(Rows from a figure dataset)
◇ ◇ ◇ ◇ ◇ ◇ ◇

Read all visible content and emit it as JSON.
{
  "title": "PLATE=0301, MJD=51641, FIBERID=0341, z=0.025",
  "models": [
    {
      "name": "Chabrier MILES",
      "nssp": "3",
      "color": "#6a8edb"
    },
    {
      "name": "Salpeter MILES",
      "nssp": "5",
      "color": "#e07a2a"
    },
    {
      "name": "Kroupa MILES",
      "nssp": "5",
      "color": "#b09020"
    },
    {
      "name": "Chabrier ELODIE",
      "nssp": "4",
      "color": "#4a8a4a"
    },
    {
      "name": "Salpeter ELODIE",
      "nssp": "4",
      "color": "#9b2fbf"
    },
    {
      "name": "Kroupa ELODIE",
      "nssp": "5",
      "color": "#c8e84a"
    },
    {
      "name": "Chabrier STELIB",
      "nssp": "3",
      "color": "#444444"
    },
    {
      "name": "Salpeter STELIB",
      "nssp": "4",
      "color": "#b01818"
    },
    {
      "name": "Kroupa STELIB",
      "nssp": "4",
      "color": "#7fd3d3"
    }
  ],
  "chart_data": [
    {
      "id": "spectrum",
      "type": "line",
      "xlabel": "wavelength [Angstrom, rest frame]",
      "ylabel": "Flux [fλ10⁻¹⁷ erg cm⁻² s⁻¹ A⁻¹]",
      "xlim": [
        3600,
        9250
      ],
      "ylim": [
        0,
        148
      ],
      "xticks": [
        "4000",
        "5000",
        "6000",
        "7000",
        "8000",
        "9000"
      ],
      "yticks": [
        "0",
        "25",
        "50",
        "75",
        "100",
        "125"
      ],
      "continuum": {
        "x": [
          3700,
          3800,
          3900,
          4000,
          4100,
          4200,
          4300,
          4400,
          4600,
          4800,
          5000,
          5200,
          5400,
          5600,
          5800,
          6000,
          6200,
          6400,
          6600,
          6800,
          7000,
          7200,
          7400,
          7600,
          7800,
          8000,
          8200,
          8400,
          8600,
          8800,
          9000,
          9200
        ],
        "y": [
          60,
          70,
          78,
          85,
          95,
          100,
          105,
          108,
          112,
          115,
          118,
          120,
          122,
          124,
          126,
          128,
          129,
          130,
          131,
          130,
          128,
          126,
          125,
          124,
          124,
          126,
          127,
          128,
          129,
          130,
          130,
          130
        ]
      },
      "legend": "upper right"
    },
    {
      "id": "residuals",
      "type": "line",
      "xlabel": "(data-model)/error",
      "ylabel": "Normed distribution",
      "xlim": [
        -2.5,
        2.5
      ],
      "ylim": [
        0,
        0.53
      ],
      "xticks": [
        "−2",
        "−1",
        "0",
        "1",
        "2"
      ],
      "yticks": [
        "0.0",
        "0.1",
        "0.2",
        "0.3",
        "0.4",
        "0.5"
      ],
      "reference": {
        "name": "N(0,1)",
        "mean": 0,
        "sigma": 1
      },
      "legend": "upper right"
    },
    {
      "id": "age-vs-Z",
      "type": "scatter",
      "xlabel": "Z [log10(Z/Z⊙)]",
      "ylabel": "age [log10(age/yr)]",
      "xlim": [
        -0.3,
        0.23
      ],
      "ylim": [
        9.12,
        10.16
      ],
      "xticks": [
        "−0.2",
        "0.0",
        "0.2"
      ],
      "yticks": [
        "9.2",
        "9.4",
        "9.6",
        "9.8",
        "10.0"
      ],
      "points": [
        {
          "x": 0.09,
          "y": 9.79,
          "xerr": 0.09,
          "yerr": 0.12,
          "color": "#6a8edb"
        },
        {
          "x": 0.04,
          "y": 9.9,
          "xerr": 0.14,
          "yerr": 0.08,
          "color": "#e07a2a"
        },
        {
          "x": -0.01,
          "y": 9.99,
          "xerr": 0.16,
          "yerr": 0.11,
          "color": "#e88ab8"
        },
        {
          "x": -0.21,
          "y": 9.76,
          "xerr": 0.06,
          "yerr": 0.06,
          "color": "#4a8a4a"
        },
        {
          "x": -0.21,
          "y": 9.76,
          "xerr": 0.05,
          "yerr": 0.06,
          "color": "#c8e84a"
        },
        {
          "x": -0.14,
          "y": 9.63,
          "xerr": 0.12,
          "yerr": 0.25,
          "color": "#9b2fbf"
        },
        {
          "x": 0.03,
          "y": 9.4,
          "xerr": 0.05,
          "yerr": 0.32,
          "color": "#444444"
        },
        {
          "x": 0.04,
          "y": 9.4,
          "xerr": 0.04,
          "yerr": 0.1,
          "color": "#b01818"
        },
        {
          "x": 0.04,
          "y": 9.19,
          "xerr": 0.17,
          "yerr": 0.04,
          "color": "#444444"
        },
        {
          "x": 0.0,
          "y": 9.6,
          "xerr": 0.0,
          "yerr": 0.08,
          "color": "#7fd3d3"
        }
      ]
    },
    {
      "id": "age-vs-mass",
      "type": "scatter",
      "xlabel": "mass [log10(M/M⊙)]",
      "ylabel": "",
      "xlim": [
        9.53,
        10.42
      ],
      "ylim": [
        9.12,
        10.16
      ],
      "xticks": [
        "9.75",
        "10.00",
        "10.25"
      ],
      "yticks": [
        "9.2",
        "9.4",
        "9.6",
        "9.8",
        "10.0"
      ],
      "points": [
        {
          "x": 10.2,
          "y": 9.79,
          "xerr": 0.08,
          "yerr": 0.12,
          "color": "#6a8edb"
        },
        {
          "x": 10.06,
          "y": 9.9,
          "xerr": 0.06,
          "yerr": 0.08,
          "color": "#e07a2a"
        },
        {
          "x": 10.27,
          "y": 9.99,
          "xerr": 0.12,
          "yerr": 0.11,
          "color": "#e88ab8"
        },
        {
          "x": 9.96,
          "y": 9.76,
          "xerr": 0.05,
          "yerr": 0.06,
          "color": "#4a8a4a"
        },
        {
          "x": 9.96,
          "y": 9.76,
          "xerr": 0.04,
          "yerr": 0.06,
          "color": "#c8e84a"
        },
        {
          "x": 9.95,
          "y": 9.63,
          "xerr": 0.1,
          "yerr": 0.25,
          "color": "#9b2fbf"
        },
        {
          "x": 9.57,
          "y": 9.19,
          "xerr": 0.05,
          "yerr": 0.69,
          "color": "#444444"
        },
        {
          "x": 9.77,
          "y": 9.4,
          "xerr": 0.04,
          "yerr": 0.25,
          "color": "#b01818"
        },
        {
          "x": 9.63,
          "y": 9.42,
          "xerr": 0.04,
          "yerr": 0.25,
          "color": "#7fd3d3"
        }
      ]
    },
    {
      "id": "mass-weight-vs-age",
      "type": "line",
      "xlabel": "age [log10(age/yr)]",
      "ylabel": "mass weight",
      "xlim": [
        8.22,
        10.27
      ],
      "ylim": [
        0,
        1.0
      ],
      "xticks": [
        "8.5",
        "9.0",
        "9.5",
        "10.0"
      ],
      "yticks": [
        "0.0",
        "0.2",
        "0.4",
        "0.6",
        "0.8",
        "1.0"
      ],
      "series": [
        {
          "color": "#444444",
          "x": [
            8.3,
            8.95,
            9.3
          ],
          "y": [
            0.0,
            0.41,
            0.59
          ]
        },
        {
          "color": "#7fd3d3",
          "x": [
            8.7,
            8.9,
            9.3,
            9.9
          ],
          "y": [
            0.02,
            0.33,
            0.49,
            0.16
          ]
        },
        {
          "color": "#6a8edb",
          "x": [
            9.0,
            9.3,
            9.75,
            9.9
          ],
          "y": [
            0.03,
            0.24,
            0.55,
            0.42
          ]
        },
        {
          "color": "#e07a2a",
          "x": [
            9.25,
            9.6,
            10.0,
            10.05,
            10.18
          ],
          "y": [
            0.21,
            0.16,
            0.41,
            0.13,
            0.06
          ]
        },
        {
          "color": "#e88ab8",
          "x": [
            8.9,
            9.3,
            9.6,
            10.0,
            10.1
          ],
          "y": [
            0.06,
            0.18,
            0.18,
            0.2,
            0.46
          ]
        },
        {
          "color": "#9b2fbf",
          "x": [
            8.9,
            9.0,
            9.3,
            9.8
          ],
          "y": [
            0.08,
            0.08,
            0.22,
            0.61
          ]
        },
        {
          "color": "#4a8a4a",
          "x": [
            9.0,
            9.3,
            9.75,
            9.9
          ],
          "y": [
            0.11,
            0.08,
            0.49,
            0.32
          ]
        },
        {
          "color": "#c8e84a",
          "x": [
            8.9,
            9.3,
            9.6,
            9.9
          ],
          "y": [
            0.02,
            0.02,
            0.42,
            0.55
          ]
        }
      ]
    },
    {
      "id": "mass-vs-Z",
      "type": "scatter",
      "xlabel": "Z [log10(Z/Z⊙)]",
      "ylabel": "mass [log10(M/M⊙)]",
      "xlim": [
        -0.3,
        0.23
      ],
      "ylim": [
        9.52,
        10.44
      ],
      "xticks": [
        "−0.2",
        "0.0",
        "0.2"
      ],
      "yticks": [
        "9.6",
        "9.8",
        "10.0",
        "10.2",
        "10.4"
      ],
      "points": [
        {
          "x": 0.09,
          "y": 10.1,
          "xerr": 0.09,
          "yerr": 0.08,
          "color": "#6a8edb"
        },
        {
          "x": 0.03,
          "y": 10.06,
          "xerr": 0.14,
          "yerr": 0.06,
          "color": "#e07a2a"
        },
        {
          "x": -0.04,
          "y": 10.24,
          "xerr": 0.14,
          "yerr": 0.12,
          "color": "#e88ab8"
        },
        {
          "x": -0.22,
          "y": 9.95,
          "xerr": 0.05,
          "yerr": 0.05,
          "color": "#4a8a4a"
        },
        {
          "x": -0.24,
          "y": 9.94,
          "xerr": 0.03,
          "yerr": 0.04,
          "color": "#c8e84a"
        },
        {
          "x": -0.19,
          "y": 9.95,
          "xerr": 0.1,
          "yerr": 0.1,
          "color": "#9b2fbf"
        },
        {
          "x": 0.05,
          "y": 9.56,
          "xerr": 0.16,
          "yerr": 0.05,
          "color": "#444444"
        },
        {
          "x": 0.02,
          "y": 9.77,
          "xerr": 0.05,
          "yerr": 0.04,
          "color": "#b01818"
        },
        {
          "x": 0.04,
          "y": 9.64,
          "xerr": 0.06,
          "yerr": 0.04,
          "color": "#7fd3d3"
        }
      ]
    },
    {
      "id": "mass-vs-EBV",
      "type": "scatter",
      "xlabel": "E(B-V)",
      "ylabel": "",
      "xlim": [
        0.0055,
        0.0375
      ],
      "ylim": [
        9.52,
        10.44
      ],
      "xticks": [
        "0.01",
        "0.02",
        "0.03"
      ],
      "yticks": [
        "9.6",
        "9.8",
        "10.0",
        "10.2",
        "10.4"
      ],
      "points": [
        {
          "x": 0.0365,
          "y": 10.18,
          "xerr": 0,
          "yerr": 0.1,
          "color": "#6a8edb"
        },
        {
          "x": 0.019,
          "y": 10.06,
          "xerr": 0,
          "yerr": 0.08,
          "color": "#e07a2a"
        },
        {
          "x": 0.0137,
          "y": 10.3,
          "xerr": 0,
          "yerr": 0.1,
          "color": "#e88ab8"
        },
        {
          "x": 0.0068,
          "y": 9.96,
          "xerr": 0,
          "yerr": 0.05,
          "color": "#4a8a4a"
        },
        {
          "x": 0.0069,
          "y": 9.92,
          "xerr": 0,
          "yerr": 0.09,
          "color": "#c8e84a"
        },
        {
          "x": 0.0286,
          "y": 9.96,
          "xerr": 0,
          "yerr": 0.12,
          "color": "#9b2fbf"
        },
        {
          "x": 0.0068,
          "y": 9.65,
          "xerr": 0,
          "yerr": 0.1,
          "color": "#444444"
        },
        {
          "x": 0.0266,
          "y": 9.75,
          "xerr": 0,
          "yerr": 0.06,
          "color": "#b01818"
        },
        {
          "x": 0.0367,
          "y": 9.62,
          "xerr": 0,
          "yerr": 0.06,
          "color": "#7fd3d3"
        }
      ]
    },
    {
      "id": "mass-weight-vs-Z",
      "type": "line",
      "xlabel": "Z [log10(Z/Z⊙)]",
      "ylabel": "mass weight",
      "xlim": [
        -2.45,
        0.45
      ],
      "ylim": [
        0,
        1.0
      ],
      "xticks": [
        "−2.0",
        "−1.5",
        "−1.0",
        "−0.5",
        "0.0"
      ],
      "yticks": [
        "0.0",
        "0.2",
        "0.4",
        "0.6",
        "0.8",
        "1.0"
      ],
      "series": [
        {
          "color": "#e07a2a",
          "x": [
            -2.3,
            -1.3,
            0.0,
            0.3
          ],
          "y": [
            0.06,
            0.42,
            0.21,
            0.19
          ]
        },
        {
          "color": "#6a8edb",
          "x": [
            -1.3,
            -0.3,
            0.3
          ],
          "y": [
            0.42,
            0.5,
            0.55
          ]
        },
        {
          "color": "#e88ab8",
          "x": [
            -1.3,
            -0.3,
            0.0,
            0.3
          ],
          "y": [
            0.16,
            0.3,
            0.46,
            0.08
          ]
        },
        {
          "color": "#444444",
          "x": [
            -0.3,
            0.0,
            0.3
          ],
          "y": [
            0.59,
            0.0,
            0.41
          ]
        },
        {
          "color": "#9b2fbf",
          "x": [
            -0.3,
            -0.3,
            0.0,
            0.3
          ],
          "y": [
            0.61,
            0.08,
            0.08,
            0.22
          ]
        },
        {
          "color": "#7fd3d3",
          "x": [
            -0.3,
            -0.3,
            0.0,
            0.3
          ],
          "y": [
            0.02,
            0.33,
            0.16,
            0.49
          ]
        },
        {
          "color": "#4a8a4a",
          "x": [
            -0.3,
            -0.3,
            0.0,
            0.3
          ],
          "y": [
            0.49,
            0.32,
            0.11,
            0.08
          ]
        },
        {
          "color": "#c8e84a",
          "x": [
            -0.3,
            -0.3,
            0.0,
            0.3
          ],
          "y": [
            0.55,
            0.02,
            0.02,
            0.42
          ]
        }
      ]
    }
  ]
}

◇ ◇ ◇ ◇ ◇ ◇ ◇

→ YOUR INSTRUCTIONS: Go through the entries above and count the lines containing the word "Chabrier"; give only that count.

→ RESPONSE TO THE TASK: 3